━━━ Available records
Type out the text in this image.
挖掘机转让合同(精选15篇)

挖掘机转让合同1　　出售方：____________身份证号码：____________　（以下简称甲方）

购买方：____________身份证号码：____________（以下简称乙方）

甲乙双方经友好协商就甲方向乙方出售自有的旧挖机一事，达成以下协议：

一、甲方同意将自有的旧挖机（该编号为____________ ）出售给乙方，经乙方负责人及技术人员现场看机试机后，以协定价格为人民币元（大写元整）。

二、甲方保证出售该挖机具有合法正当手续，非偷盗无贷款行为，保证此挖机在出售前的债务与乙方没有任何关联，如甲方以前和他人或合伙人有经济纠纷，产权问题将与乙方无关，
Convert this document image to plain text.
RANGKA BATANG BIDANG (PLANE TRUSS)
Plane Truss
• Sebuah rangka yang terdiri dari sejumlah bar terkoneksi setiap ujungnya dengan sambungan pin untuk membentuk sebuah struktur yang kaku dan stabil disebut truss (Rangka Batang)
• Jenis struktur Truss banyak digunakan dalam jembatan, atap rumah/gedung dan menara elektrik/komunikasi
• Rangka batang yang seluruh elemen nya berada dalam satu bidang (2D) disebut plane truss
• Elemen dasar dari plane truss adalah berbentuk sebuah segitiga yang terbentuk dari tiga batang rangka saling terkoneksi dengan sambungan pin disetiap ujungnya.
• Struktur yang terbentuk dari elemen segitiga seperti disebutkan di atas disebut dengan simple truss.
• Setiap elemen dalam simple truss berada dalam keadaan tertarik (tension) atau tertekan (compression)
━━━━━━
Written task |
Transcribe the entire listing above precisely.

Answer for the task |
Type out the text in this image.
挖掘机转让合同(精选15篇)

挖掘机转让合同1　　出售方：____________身份证号码：____________　（以下简称甲方）

购买方：____________身份证号码：____________（以下简称乙方）

甲乙双方经友好协商就甲方向乙方出售自有的旧挖机一事，达成以下协议：

一、甲方同意将自有的旧挖机（该编号为____________ ）出售给乙方，经乙方负责人及技术人员现场看机试机后，以协定价格为人民币元（大写元整）。

二、甲方保证出售该挖机具有合法正当手续，非偷盗无贷款行为，保证此挖机在出售前的债务与乙方没有任何关联，如甲方以前和他人或合伙人有经济纠纷，产权问题将与乙方无关，
Convert this document image to plain text.
RANGKA BATANG BIDANG (PLANE TRUSS)
Plane Truss
• Sebuah rangka yang terdiri dari sejumlah bar terkoneksi setiap ujungnya dengan sambungan pin untuk membentuk sebuah struktur yang kaku dan stabil disebut truss (Rangka Batang)
• Jenis struktur Truss banyak digunakan dalam jembatan, atap rumah/gedung dan menara elektrik/komunikasi
• Rangka batang yang seluruh elemen nya berada dalam satu bidang (2D) disebut plane truss
• Elemen dasar dari plane truss adalah berbentuk sebuah segitiga yang terbentuk dari tiga batang rangka saling terkoneksi dengan sambungan pin disetiap ujungnya.
• Struktur yang terbentuk dari elemen segitiga seperti disebutkan di atas disebut dengan simple truss.
• Setiap elemen dalam simple truss berada dalam keadaan tertarik (tension) atau tertekan (compression)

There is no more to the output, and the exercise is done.